### Your task
Reproduce each record below exactly as written.

***** Supplied records *****

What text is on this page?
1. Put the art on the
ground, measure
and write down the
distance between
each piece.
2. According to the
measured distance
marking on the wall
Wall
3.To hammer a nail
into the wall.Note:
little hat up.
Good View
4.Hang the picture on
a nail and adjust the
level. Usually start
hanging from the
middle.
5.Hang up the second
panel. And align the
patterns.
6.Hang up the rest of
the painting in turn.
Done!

*****

### Task solution
What text is on this page?
1. Put the art on the
ground, measure
and write down the
distance between
each piece.
2. According to the
measured distance
marking on the wall
Wall
3.To hammer a nail
into the wall.Note:
little hat up.
Good View
4.Hang the picture on
a nail and adjust the
level. Usually start
hanging from the
middle.
5.Hang up the second
panel. And align the
patterns.
6.Hang up the rest of
the painting in turn.
Done!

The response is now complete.